_Task instructions_:
Give all the lines below again, exactly, with no pictures.

_Source records_:
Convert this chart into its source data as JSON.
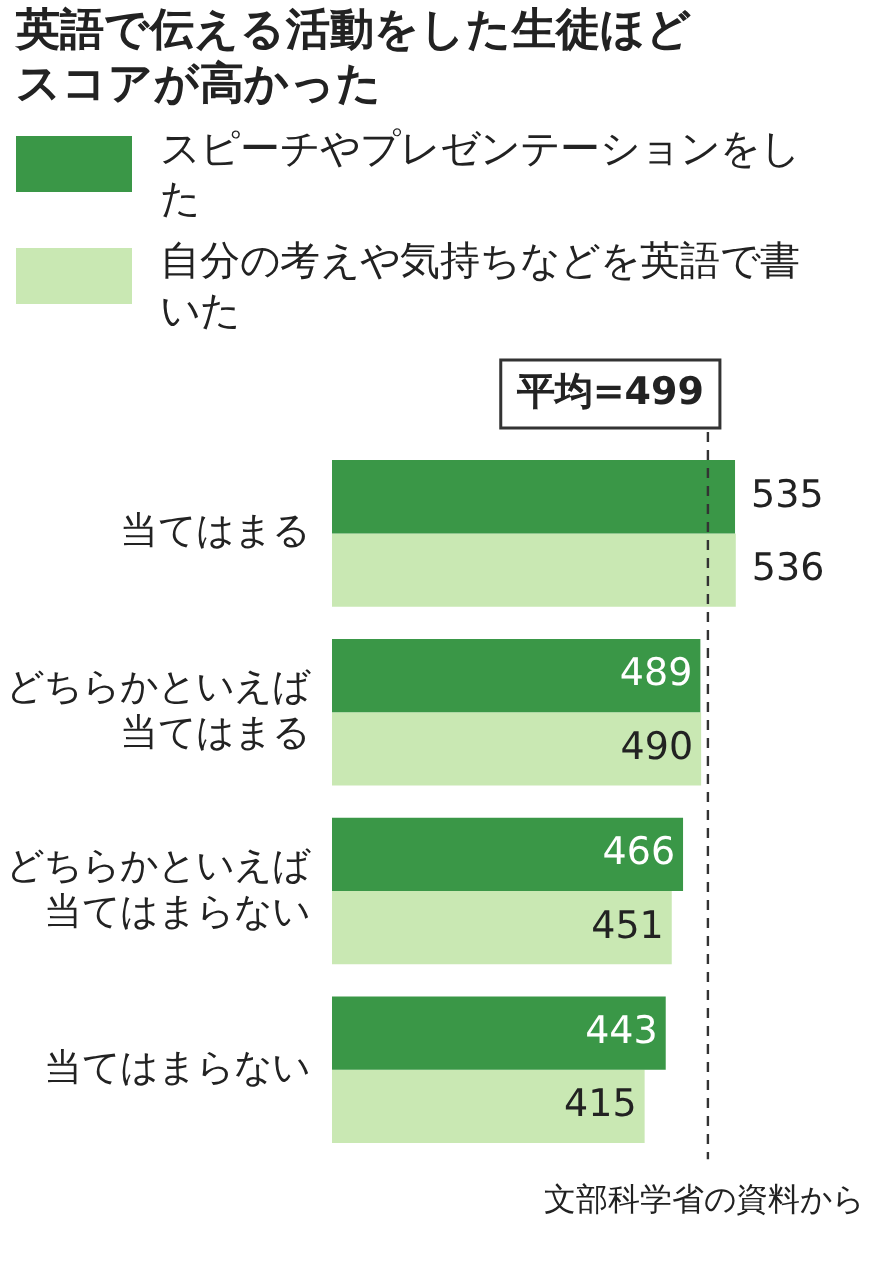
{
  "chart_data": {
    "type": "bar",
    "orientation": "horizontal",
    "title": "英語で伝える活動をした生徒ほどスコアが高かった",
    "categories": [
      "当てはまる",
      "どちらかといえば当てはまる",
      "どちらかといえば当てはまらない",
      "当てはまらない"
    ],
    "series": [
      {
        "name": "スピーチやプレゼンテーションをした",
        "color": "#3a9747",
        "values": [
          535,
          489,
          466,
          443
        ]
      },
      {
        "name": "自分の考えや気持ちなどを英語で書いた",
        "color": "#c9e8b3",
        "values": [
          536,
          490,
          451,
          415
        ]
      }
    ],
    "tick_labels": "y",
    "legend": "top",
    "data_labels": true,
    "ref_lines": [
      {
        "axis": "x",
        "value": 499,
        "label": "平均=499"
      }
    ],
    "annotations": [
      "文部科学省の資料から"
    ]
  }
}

_Completed exercise_:
Convert this chart into its source data as JSON.
{
  "chart_data": {
    "type": "bar",
    "orientation": "horizontal",
    "title": "英語で伝える活動をした生徒ほどスコアが高かった",
    "categories": [
      "当てはまる",
      "どちらかといえば当てはまる",
      "どちらかといえば当てはまらない",
      "当てはまらない"
    ],
    "series": [
      {
        "name": "スピーチやプレゼンテーションをした",
        "color": "#3a9747",
        "values": [
          535,
          489,
          466,
          443
        ]
      },
      {
        "name": "自分の考えや気持ちなどを英語で書いた",
        "color": "#c9e8b3",
        "values": [
          536,
          490,
          451,
          415
        ]
      }
    ],
    "tick_labels": "y",
    "legend": "top",
    "data_labels": true,
    "ref_lines": [
      {
        "axis": "x",
        "value": 499,
        "label": "平均=499"
      }
    ],
    "annotations": [
      "文部科学省の資料から"
    ]
  }
}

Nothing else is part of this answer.